Your task
Scan the entries below. List each line with "prevent".

####

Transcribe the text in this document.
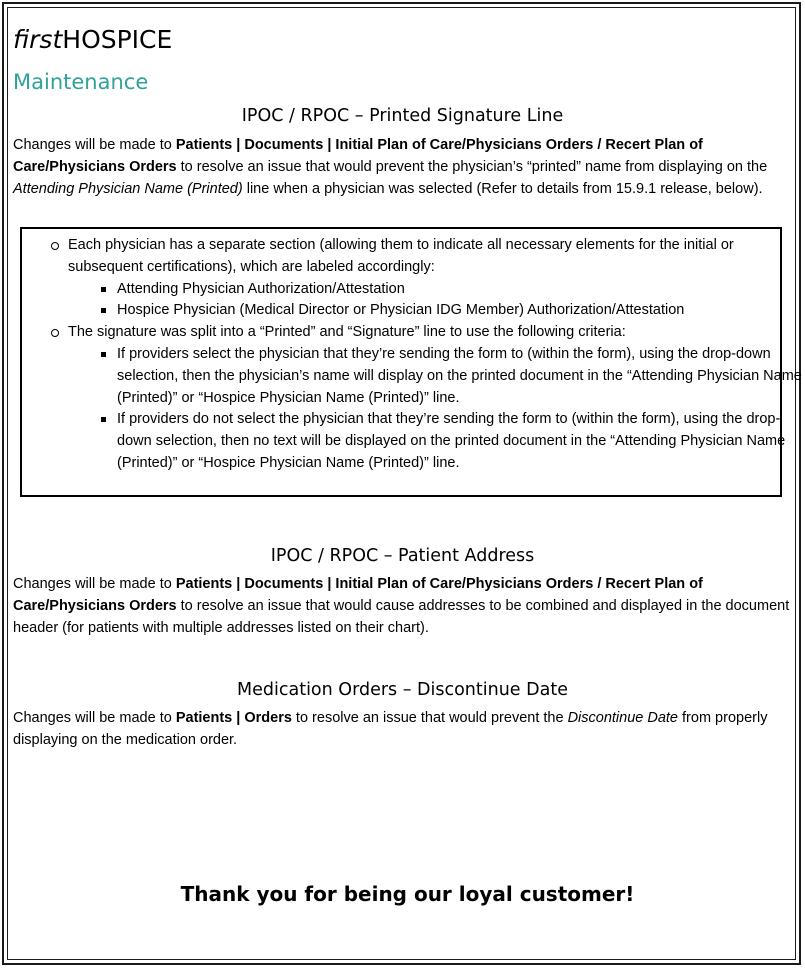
firstHOSPICE
Maintenance
IPOC / RPOC – Printed Signature Line

Changes will be made to Patients | Documents | Initial Plan of Care/Physicians Orders / Recert Plan of Care/Physicians Orders to resolve an issue that would prevent the physician’s “printed” name from displaying on the Attending Physician Name (Printed) line when a physician was selected (Refer to details from 15.9.1 release, below).

Each physician has a separate section (allowing them to indicate all necessary elements for the initial or subsequent certifications), which are labeled accordingly:
Attending Physician Authorization/Attestation
Hospice Physician (Medical Director or Physician IDG Member) Authorization/Attestation
The signature was split into a “Printed” and “Signature” line to use the following criteria:
If providers select the physician that they’re sending the form to (within the form), using the drop-down selection, then the physician’s name will display on the printed document in the “Attending Physician Name (Printed)” or “Hospice Physician Name (Printed)” line.
If providers do not select the physician that they’re sending the form to (within the form), using the drop-down selection, then no text will be displayed on the printed document in the “Attending Physician Name (Printed)” or “Hospice Physician Name (Printed)” line.
IPOC / RPOC – Patient Address

Changes will be made to Patients | Documents | Initial Plan of Care/Physicians Orders / Recert Plan of Care/Physicians Orders to resolve an issue that would cause addresses to be combined and displayed in the document header (for patients with multiple addresses listed on their chart).

Medication Orders – Discontinue Date

Changes will be made to Patients | Orders to resolve an issue that would prevent the Discontinue Date from properly displaying on the medication order.

Thank you for being our loyal customer!
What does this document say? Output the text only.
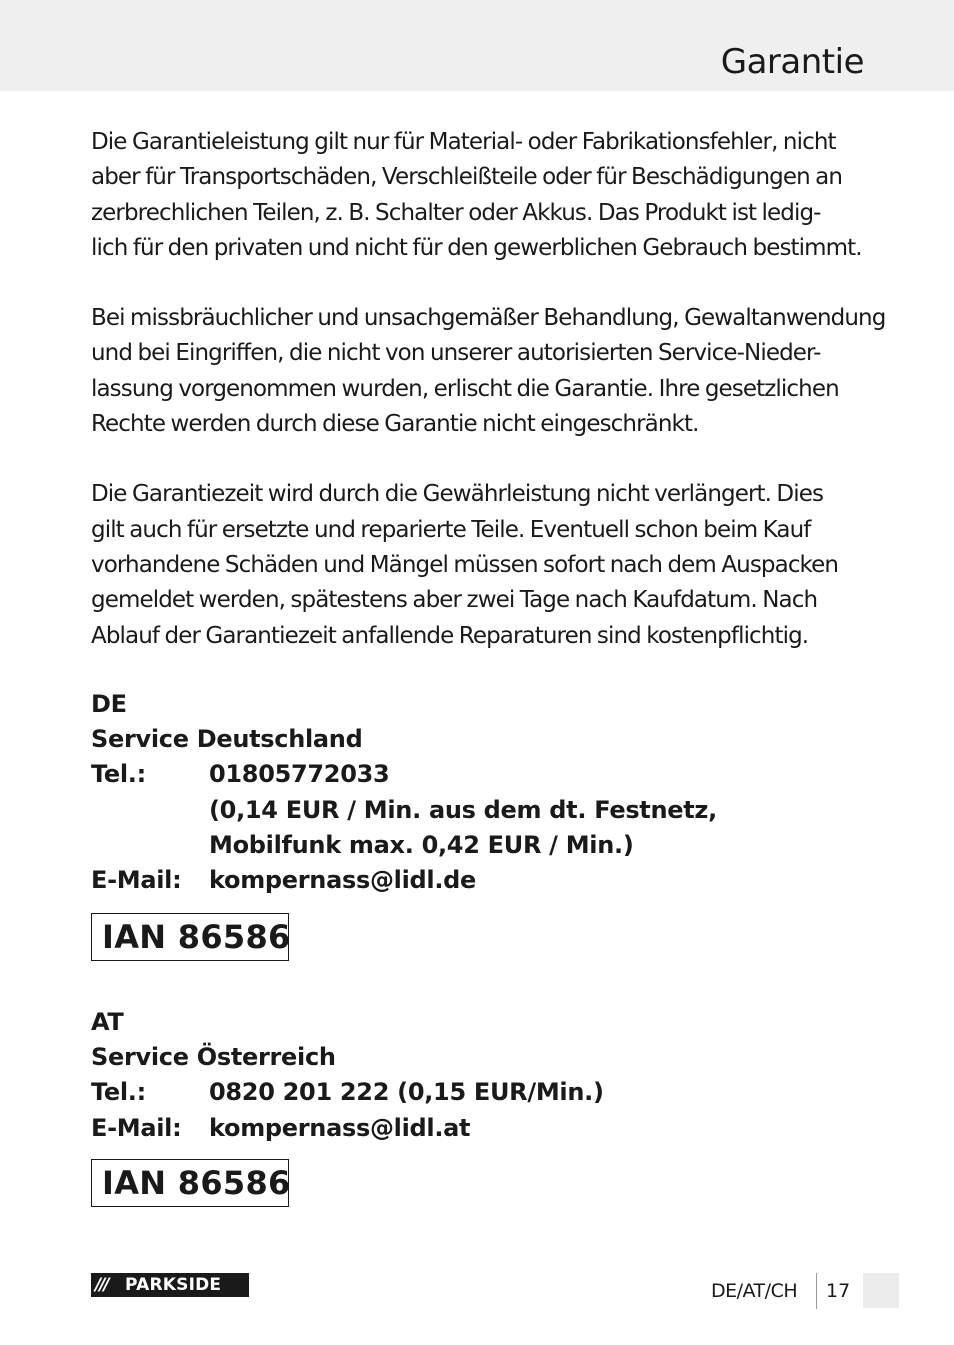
Garantie

Die Garantieleistung gilt nur für Material- oder Fabrikationsfehler, nicht
aber für Transportschäden, Verschleißteile oder für Beschädigungen an
zerbrechlichen Teilen, z. B. Schalter oder Akkus. Das Produkt ist ledig-
lich für den privaten und nicht für den gewerblichen Gebrauch bestimmt.

Bei missbräuchlicher und unsachgemäßer Behandlung, Gewaltanwendung
und bei Eingriffen, die nicht von unserer autorisierten Service-Nieder-
lassung vorgenommen wurden, erlischt die Garantie. Ihre gesetzlichen
Rechte werden durch diese Garantie nicht eingeschränkt.

Die Garantiezeit wird durch die Gewährleistung nicht verlängert. Dies
gilt auch für ersetzte und reparierte Teile. Eventuell schon beim Kauf
vorhandene Schäden und Mängel müssen sofort nach dem Auspacken
gemeldet werden, spätestens aber zwei Tage nach Kaufdatum. Nach
Ablauf der Garantiezeit anfallende Reparaturen sind kostenpflichtig.

DE
Service Deutschland
Tel.:	01805772033
(0,14 EUR / Min. aus dem dt. Festnetz,
Mobilfunk max. 0,42 EUR / Min.)
E-Mail:	kompernass@lidl.de
IAN 86586
AT
Service Österreich
Tel.:	0820 201 222 (0,15 EUR/Min.)
E-Mail:	kompernass@lidl.at
IAN 86586
///	PARKSIDE	DE/AT/CH 17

####

Exercise output
Changes will be made to Patients | Documents | Initial Plan of Care/Physicians Orders / Recert Plan of Care/Physicians Orders to resolve an issue that would prevent the physician’s “printed” name from displaying on the Attending Physician Name (Printed) line when a physician was selected (Refer to details from 15.9.1 release, below).
Changes will be made to Patients | Orders to resolve an issue that would prevent the Discontinue Date from properly displaying on the medication order.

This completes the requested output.